(Dataset rows)
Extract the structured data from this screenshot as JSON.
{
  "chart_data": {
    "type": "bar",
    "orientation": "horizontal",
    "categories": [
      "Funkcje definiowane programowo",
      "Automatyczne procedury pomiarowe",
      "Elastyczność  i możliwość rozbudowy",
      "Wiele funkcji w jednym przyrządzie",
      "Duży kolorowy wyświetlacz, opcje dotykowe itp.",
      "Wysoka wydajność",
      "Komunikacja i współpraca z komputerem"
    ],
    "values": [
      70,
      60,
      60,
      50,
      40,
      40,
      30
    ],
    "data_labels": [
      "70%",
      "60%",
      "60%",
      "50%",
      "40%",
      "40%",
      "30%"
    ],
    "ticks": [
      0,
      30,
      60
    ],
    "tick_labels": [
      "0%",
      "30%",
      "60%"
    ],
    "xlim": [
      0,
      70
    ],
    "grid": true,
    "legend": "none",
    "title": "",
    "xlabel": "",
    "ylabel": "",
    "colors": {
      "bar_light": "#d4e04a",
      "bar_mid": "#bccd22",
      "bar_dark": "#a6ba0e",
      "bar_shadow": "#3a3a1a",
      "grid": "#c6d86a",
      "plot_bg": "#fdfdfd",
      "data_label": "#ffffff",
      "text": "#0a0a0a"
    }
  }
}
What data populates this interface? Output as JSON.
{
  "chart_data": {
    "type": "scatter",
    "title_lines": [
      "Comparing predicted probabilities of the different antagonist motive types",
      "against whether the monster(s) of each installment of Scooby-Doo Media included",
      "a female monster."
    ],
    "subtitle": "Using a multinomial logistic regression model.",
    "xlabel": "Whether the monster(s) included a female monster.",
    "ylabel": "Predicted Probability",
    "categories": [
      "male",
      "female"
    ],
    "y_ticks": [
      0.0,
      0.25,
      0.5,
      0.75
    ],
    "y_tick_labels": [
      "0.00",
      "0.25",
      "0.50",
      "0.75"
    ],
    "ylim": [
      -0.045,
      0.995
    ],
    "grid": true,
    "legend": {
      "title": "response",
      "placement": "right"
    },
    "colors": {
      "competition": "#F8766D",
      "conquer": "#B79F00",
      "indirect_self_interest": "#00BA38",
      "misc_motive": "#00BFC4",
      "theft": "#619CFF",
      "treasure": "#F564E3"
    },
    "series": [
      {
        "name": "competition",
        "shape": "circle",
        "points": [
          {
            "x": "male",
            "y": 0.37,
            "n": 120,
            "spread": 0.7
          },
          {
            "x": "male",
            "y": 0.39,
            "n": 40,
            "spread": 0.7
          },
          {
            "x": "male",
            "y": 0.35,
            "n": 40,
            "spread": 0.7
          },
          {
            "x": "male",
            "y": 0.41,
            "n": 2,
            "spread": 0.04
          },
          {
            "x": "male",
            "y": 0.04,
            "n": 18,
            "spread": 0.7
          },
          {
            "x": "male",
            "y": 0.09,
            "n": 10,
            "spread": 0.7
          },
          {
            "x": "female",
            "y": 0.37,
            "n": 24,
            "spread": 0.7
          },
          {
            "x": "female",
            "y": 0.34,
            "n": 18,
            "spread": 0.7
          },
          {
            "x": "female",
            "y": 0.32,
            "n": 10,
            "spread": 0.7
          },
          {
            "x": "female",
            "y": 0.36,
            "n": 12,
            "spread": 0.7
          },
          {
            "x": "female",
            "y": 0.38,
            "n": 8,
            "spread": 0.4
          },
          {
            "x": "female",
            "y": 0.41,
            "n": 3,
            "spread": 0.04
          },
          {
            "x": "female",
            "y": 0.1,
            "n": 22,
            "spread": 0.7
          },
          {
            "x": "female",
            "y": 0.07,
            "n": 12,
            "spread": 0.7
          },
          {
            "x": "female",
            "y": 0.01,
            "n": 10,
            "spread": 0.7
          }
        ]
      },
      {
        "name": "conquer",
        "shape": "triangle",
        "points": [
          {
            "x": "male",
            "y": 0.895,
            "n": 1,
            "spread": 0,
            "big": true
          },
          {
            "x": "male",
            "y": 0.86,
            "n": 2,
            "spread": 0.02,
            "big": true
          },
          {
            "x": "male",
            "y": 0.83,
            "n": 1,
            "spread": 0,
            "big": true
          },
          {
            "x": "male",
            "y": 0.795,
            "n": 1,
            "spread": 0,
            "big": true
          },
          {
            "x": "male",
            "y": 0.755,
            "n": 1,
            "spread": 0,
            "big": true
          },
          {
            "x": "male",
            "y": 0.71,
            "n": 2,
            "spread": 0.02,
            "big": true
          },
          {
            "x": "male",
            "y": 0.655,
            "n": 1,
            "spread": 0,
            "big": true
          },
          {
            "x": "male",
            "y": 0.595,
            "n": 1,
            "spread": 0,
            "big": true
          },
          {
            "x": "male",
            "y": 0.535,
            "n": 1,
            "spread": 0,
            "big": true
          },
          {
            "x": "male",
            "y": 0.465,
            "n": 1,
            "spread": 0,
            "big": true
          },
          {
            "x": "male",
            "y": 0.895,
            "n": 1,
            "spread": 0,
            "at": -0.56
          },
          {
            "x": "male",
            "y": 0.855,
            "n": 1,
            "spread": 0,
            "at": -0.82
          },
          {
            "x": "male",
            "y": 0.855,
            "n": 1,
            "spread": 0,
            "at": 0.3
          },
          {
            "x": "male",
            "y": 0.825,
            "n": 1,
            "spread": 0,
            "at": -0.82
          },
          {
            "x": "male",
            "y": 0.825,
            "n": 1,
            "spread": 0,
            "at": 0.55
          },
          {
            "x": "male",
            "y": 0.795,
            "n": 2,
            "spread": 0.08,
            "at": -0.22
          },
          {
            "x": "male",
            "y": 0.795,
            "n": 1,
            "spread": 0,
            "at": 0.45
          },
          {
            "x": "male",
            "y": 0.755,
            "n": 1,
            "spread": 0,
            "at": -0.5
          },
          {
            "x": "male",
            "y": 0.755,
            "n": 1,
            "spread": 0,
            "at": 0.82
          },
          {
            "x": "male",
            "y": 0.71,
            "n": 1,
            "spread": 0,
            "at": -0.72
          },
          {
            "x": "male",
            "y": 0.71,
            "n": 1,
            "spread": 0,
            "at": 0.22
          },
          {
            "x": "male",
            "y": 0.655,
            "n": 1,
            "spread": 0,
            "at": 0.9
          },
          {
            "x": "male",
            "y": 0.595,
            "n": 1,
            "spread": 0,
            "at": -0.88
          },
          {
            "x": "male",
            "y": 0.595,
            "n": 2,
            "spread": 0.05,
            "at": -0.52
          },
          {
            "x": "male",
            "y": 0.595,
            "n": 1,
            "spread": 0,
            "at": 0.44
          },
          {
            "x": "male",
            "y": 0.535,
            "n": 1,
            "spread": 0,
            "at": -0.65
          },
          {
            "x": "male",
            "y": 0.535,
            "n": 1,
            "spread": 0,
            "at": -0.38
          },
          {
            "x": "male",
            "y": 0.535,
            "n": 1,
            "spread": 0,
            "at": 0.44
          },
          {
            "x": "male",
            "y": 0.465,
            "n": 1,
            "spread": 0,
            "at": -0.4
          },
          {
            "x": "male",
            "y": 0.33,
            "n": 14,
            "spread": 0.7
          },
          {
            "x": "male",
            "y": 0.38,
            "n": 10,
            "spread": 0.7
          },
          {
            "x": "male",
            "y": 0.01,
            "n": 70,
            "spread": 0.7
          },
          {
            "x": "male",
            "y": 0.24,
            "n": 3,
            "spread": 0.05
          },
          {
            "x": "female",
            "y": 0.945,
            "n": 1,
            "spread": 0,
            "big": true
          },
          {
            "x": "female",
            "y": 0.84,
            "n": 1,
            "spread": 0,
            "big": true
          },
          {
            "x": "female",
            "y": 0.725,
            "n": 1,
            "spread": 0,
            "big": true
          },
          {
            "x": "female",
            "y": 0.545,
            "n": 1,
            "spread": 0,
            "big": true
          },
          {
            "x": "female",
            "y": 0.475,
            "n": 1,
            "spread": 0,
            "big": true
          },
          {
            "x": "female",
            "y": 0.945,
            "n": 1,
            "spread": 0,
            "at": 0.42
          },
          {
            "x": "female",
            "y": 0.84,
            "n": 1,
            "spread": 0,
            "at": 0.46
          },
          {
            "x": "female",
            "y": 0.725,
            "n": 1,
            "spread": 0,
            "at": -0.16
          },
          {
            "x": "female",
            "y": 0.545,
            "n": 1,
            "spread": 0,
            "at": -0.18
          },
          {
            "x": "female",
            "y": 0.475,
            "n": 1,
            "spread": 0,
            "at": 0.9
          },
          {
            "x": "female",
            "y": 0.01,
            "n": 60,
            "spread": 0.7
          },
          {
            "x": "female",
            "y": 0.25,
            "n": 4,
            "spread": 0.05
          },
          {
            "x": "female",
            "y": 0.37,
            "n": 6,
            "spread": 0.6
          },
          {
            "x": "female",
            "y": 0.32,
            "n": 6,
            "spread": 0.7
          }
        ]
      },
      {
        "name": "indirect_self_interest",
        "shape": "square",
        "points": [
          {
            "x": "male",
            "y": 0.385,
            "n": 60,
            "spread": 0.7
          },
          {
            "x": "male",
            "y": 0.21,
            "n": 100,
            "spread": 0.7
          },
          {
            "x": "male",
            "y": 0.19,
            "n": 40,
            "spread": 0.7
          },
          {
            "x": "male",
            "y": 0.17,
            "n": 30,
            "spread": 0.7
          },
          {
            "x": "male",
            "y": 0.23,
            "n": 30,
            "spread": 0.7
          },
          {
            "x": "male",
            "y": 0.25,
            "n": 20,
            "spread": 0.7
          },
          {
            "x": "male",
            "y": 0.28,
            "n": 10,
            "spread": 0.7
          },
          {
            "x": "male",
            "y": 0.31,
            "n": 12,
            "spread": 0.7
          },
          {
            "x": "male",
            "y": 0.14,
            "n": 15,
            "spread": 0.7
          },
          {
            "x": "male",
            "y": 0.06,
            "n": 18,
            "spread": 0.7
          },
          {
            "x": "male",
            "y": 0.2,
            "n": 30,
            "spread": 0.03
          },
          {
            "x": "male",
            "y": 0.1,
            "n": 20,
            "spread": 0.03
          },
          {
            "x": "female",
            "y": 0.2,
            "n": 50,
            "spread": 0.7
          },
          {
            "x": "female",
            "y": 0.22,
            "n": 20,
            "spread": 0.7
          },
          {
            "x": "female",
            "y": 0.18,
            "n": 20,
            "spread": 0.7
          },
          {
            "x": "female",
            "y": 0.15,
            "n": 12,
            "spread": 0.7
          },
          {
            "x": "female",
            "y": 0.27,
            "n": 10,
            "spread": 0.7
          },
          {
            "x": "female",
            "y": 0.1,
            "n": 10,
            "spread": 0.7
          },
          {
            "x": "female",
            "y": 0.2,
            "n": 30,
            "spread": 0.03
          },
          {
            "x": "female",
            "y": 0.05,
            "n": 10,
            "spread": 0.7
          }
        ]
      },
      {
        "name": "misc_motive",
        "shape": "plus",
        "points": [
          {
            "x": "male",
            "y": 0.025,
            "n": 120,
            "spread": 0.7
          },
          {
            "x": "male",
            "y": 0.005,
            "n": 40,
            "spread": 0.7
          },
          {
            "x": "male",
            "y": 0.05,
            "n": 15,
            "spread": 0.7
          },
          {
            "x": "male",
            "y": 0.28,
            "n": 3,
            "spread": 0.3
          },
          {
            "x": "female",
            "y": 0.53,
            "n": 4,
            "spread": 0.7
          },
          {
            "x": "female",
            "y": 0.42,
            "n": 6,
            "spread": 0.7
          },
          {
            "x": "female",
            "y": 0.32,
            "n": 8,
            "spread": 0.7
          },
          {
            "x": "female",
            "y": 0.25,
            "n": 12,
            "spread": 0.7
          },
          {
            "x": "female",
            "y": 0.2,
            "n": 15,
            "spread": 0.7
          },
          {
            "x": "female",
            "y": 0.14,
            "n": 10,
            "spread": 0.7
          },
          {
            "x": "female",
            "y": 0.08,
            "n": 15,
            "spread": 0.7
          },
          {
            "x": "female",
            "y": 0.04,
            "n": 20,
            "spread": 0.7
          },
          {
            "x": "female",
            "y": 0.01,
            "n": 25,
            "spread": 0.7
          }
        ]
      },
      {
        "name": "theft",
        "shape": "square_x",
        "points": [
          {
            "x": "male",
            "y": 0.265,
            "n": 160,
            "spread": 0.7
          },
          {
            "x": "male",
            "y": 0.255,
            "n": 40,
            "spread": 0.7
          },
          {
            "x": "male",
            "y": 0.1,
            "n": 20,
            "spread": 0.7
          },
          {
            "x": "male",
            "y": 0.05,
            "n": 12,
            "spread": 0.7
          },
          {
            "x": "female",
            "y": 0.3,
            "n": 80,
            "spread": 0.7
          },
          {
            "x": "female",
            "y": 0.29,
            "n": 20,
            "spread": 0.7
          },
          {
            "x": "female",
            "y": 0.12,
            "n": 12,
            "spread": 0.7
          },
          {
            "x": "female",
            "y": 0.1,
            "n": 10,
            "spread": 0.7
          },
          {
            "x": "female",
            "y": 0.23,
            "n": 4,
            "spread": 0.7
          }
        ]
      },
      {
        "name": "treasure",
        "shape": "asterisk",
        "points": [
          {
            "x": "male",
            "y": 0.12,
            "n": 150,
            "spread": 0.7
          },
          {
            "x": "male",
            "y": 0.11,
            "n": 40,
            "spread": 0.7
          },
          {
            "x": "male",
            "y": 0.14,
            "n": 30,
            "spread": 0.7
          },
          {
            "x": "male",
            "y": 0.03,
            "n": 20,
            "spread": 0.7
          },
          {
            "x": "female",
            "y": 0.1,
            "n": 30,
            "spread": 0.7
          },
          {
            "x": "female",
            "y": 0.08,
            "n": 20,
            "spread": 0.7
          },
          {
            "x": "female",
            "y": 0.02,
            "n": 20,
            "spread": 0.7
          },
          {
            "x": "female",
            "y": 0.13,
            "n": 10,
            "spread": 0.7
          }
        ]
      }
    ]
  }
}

*Instruction:*
Isolate each line of the listing above that includes "monster". Copy it.

*Expected output:*
      "against whether the monster(s) of each installment of Scooby-Doo Media included",
      "a female monster."
    "xlabel": "Whether the monster(s) included a female monster.",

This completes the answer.